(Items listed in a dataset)

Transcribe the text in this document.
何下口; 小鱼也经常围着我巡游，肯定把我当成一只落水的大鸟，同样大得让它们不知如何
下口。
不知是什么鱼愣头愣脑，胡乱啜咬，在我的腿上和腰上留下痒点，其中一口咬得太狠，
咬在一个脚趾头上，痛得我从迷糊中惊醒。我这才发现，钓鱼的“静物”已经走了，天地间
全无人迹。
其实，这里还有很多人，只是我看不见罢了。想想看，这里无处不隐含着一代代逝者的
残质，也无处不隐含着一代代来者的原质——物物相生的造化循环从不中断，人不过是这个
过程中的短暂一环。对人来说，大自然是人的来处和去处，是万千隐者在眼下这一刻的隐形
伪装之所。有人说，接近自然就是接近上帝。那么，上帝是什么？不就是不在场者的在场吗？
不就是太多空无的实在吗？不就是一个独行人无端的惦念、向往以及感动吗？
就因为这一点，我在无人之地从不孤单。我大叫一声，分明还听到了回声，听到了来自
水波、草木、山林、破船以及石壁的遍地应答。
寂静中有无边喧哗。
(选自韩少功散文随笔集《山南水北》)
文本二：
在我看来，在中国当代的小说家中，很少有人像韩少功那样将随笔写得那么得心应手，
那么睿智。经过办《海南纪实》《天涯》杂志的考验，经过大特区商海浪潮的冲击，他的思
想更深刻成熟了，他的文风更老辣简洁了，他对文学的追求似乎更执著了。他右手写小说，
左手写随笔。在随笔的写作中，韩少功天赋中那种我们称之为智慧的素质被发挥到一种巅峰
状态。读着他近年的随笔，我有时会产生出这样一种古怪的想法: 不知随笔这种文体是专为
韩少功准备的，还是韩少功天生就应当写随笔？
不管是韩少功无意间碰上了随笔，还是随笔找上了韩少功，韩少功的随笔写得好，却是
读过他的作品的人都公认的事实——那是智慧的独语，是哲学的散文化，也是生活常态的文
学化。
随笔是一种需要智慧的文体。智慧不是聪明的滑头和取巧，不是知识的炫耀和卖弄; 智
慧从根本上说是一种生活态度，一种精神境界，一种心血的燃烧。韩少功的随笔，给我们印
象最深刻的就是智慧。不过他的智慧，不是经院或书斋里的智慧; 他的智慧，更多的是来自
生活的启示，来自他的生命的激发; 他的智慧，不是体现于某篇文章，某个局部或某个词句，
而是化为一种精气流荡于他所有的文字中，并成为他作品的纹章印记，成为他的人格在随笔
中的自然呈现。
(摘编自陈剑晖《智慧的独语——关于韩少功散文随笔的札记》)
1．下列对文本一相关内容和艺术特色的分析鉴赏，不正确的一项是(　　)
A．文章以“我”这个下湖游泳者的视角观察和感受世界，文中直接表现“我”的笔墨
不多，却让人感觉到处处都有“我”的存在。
* * *
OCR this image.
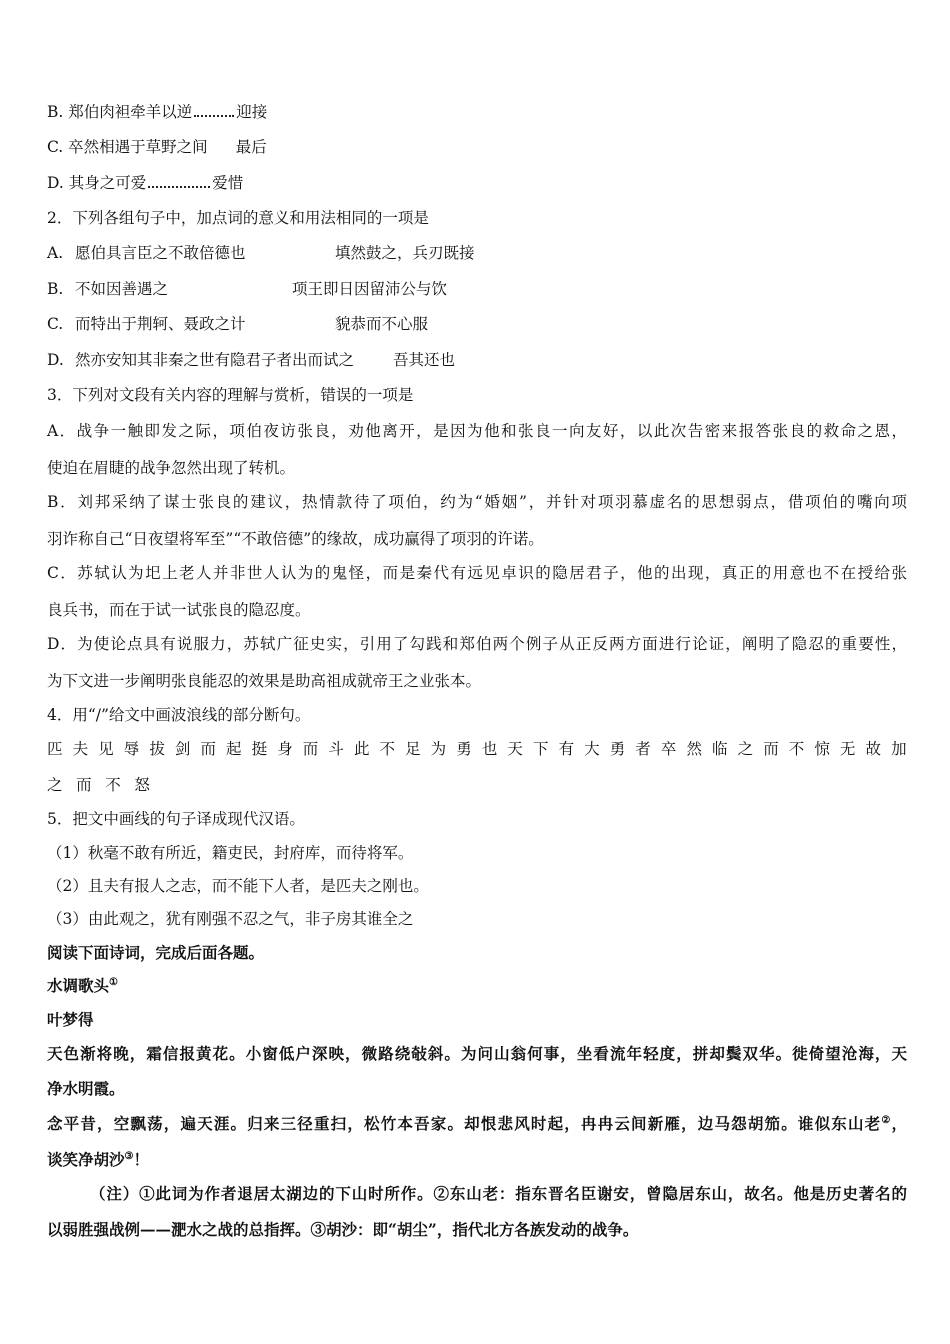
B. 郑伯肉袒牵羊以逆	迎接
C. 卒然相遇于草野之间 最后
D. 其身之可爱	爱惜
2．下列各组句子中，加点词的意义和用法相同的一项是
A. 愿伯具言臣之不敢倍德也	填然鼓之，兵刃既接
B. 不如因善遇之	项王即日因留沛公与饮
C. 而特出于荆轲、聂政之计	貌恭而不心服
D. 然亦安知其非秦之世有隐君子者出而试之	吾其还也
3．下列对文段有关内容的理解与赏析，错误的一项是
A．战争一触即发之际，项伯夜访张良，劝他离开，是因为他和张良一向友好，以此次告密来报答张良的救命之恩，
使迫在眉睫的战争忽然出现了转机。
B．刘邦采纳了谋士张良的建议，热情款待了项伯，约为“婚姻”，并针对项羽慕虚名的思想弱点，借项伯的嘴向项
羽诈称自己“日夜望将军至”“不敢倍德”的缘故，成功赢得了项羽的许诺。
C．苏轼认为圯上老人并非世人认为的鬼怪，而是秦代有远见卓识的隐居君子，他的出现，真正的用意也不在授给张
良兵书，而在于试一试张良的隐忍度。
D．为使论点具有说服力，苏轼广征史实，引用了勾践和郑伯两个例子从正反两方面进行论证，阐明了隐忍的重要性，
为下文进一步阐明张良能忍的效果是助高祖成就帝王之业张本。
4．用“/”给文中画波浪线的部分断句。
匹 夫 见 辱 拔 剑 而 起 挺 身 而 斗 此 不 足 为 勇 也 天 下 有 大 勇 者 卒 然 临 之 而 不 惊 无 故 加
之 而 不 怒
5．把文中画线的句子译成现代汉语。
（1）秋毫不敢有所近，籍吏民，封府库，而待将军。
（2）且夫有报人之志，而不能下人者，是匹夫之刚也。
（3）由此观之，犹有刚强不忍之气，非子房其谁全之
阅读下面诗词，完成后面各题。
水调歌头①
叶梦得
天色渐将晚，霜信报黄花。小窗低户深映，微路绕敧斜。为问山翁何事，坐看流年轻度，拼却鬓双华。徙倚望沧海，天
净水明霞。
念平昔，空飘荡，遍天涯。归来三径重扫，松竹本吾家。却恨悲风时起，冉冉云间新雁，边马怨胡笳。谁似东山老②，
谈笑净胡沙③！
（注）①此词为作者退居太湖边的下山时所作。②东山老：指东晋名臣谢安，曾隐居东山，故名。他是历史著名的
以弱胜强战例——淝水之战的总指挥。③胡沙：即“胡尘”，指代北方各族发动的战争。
---
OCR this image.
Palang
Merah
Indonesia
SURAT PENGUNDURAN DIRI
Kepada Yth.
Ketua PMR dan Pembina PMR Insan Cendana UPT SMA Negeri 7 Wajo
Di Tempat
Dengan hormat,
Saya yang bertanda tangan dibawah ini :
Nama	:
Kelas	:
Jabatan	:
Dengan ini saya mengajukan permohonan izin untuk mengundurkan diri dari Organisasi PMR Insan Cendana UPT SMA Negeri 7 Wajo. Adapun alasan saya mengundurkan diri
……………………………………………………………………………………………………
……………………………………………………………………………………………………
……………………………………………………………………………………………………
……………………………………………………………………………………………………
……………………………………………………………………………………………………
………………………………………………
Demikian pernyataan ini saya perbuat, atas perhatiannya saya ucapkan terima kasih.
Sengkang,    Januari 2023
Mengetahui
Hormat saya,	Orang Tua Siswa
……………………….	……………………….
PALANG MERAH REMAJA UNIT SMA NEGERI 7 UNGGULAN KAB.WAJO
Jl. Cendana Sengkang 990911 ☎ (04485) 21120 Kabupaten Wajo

__Problem to solve__
Check each line of the entries for the string "Dengan". Copy the lines that have it.

__Exercise answer__
Dengan hormat,
Dengan ini saya mengajukan permohonan izin untuk mengundurkan diri dari Organisasi PMR Insan Cendana UPT SMA Negeri 7 Wajo. Adapun alasan saya mengundurkan diri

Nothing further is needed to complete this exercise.